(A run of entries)
------------------------

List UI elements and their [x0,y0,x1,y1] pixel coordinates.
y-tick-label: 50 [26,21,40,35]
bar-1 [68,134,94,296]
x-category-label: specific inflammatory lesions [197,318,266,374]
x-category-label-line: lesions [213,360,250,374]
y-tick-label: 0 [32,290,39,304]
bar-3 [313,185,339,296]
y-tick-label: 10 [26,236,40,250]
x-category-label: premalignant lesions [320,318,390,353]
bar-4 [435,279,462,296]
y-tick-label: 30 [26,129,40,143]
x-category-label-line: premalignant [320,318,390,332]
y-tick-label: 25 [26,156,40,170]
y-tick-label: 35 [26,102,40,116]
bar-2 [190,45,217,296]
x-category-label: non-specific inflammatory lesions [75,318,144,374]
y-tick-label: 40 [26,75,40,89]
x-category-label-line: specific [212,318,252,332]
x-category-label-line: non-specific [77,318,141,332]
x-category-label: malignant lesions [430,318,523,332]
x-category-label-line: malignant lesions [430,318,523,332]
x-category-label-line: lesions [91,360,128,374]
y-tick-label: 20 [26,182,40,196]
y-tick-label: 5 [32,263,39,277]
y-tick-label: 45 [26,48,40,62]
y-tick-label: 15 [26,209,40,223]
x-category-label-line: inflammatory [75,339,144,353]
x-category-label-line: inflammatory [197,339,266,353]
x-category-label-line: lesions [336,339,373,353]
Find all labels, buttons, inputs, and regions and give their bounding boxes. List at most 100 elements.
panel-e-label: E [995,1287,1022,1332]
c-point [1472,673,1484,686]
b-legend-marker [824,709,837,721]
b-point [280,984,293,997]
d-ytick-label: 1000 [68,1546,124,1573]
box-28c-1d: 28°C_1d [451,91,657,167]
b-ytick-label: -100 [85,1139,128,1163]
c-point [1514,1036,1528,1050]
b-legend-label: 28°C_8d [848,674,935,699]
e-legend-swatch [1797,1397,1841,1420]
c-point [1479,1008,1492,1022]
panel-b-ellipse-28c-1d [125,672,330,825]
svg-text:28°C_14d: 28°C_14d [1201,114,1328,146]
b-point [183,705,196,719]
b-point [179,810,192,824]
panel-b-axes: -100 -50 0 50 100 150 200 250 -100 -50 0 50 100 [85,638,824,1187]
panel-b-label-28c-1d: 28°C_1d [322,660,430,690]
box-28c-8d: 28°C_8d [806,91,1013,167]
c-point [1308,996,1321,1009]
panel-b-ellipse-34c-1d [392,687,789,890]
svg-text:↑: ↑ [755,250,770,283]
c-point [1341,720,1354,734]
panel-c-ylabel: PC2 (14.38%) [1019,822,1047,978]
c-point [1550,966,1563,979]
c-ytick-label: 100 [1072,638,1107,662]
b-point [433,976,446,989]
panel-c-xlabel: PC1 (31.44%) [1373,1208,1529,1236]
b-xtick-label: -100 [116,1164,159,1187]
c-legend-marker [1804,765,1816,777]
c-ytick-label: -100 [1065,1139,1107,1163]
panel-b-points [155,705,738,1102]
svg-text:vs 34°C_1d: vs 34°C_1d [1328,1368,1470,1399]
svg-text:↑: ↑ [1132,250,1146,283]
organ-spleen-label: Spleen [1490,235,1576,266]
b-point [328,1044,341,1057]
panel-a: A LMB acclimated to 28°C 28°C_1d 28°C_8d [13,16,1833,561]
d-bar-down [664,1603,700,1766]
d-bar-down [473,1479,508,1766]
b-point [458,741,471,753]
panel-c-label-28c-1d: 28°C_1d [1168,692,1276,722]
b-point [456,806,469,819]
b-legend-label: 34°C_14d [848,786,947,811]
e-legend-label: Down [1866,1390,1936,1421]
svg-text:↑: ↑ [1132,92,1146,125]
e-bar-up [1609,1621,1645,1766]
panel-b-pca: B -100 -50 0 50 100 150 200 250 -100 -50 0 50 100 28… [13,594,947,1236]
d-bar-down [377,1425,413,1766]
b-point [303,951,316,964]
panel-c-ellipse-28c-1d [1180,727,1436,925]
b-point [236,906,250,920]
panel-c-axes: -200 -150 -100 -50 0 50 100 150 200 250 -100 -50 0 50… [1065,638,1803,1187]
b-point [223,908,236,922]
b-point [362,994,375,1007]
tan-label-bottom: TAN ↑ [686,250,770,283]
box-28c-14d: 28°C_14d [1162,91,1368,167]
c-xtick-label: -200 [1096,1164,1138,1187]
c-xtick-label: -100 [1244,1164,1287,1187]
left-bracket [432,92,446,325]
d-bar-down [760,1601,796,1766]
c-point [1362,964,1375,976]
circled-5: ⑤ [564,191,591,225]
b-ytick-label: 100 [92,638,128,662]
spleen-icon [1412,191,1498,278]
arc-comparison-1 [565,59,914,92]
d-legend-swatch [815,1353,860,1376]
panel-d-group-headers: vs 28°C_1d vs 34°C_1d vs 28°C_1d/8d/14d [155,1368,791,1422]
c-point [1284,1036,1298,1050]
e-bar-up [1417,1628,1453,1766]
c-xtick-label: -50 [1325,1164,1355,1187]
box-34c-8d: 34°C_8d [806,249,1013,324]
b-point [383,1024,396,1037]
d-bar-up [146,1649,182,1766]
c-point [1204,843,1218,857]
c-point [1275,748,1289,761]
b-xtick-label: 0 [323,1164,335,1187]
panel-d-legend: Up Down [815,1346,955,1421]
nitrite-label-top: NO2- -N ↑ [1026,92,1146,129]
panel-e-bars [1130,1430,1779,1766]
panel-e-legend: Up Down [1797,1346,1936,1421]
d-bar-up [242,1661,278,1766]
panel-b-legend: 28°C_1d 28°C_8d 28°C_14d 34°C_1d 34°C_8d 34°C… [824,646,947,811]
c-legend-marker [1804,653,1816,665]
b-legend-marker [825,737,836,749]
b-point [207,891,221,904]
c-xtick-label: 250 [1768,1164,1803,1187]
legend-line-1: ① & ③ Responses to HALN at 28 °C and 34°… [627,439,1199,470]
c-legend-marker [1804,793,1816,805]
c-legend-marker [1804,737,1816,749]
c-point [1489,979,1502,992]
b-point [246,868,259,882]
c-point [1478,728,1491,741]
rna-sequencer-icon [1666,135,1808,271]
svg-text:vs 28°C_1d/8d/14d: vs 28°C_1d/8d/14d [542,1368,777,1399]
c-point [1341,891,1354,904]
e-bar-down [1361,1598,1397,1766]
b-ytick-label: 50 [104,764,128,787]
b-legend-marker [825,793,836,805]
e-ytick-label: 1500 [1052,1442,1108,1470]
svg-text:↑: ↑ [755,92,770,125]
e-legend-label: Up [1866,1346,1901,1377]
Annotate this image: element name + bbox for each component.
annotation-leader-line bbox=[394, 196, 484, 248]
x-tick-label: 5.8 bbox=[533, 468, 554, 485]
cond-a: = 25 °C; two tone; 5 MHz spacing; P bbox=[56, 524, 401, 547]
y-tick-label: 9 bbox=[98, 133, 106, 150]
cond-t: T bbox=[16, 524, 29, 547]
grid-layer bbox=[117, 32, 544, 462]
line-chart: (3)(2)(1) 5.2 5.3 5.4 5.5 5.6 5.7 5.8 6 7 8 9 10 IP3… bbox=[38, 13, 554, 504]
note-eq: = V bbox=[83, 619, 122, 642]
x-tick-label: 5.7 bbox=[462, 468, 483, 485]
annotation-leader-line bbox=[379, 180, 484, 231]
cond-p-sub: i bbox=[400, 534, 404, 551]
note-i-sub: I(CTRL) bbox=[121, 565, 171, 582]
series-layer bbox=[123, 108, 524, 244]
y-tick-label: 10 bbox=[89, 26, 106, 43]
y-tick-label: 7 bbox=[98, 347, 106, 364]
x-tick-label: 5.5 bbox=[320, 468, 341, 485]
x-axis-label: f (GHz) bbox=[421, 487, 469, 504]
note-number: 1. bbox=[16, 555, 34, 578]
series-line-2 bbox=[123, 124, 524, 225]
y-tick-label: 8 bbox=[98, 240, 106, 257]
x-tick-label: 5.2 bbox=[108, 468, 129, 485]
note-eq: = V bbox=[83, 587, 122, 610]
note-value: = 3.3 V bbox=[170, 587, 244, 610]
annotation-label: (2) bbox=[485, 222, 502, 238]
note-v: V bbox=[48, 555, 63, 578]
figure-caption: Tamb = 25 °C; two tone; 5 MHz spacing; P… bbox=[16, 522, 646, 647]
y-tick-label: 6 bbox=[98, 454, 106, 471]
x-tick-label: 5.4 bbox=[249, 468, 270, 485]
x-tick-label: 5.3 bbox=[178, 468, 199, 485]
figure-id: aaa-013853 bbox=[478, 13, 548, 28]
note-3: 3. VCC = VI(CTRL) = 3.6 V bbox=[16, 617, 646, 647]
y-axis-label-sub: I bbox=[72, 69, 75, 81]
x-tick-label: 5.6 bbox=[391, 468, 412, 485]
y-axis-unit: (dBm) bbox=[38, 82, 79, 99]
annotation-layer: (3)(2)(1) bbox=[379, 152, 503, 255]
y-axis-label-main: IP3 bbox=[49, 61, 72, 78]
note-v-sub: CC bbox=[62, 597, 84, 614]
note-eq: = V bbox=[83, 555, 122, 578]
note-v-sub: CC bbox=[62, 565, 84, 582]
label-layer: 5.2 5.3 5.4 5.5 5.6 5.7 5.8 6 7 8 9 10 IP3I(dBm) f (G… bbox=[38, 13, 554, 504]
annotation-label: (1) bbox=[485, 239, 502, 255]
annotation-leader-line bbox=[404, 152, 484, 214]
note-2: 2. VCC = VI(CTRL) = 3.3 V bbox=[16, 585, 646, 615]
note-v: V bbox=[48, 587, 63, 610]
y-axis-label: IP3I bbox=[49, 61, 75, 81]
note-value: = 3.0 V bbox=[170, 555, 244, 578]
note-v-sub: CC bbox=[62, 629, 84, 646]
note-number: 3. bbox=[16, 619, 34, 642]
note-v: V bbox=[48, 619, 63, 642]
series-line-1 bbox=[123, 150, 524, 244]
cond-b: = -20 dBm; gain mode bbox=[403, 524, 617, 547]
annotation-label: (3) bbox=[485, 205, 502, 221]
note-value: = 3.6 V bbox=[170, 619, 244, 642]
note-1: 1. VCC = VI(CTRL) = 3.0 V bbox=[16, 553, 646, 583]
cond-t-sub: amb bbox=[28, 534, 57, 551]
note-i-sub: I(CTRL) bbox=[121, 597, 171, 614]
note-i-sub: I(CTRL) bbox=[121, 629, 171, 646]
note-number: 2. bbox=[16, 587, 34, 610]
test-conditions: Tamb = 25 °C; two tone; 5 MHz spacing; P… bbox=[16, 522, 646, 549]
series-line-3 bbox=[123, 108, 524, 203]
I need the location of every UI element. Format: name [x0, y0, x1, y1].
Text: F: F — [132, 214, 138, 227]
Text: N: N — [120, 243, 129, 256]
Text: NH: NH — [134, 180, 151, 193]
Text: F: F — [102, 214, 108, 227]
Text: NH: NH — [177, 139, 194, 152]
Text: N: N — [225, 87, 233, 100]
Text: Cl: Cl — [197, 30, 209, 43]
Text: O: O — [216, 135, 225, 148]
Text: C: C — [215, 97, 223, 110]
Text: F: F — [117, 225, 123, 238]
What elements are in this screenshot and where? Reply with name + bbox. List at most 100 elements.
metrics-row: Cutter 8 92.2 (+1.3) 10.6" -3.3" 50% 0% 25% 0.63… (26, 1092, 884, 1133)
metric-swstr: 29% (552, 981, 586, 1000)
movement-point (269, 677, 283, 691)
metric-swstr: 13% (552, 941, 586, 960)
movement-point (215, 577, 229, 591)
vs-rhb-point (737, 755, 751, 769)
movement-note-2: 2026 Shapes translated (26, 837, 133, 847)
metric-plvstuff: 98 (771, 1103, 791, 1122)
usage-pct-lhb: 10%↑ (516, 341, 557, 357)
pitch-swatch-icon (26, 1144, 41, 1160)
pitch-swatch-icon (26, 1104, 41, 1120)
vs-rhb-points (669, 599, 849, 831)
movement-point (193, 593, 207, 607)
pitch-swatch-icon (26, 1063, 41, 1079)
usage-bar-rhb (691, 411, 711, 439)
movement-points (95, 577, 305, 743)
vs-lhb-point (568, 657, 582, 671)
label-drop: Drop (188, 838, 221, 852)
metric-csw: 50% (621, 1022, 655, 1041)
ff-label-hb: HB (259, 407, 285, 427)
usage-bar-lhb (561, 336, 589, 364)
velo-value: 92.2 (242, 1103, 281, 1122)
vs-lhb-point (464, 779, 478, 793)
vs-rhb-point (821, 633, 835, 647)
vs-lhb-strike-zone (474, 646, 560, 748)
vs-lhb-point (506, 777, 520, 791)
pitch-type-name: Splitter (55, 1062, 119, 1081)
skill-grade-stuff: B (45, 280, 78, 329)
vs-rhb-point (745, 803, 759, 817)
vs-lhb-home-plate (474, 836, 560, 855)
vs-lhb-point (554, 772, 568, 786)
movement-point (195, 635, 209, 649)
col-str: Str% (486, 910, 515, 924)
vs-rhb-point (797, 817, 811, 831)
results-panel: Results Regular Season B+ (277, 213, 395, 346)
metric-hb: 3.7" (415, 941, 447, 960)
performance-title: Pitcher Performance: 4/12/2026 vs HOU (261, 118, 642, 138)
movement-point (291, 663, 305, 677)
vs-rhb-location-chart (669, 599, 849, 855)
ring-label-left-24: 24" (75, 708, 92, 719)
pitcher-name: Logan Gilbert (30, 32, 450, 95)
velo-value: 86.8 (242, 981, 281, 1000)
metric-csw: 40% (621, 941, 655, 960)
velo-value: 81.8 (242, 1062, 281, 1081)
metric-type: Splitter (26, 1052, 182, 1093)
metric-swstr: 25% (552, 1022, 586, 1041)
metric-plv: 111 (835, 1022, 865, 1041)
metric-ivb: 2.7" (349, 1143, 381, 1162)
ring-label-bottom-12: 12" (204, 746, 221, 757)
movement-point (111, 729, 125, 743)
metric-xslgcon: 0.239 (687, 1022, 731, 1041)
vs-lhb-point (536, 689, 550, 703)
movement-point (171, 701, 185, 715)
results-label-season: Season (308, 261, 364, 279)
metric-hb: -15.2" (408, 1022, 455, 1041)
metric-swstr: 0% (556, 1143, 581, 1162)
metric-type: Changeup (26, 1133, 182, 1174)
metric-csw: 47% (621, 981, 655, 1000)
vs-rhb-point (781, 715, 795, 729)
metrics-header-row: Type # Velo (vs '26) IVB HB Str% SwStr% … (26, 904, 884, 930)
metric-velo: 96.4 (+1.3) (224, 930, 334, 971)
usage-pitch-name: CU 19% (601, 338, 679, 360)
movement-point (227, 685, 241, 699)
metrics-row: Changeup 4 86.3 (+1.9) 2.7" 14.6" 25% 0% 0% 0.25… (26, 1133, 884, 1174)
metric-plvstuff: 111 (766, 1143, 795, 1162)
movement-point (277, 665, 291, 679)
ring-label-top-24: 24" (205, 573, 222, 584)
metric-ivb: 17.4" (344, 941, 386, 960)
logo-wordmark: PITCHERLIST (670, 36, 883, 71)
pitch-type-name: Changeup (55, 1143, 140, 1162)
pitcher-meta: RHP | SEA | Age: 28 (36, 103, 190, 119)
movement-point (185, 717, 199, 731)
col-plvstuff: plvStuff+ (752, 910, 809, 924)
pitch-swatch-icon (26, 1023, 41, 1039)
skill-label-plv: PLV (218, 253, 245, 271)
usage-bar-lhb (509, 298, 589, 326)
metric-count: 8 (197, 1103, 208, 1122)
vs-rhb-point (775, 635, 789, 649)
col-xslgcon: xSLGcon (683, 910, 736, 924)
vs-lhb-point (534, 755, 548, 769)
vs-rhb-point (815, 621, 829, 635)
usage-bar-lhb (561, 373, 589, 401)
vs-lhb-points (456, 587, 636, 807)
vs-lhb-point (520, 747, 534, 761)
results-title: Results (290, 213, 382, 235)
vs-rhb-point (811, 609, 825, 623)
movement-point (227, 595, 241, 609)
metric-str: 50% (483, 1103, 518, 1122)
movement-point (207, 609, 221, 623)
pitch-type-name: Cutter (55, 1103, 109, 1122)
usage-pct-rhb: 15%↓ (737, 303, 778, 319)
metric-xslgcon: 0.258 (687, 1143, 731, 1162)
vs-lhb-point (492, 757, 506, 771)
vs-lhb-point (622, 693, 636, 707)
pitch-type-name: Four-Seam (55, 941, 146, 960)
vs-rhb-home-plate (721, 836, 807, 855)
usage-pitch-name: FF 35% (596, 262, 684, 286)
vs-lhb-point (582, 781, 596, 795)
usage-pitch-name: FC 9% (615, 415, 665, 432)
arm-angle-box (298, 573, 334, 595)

------------------------

Work required = Copy the entries above from the first one through the line holding "b-point [179,810,192,824]", inclusive, and swap every "y-tick-label" for "y-axis-label" while leaving everything else as it is.

Task result =
List UI elements and their [x0,y0,x1,y1] pixel coordinates.
y-axis-label: 50 [26,21,40,35]
bar-1 [68,134,94,296]
x-category-label: specific inflammatory lesions [197,318,266,374]
x-category-label-line: lesions [213,360,250,374]
y-axis-label: 0 [32,290,39,304]
bar-3 [313,185,339,296]
y-axis-label: 10 [26,236,40,250]
x-category-label: premalignant lesions [320,318,390,353]
bar-4 [435,279,462,296]
y-axis-label: 30 [26,129,40,143]
x-category-label-line: premalignant [320,318,390,332]
y-axis-label: 25 [26,156,40,170]
y-axis-label: 35 [26,102,40,116]
bar-2 [190,45,217,296]
x-category-label: non-specific inflammatory lesions [75,318,144,374]
y-axis-label: 40 [26,75,40,89]
x-category-label-line: specific [212,318,252,332]
x-category-label-line: non-specific [77,318,141,332]
x-category-label: malignant lesions [430,318,523,332]
x-category-label-line: malignant lesions [430,318,523,332]
x-category-label-line: lesions [91,360,128,374]
y-axis-label: 20 [26,182,40,196]
y-axis-label: 5 [32,263,39,277]
y-axis-label: 45 [26,48,40,62]
y-axis-label: 15 [26,209,40,223]
x-category-label-line: inflammatory [75,339,144,353]
x-category-label-line: inflammatory [197,339,266,353]
x-category-label-line: lesions [336,339,373,353]
Find all labels, buttons, inputs, and regions and give their bounding boxes. List at most 100 elements.
panel-e-label: E [995,1287,1022,1332]
c-point [1472,673,1484,686]
b-legend-marker [824,709,837,721]
b-point [280,984,293,997]
d-ytick-label: 1000 [68,1546,124,1573]
box-28c-1d: 28°C_1d [451,91,657,167]
b-ytick-label: -100 [85,1139,128,1163]
c-point [1514,1036,1528,1050]
b-legend-label: 28°C_8d [848,674,935,699]
e-legend-swatch [1797,1397,1841,1420]
c-point [1479,1008,1492,1022]
panel-b-ellipse-28c-1d [125,672,330,825]
svg-text:28°C_14d: 28°C_14d [1201,114,1328,146]
b-point [183,705,196,719]
b-point [179,810,192,824]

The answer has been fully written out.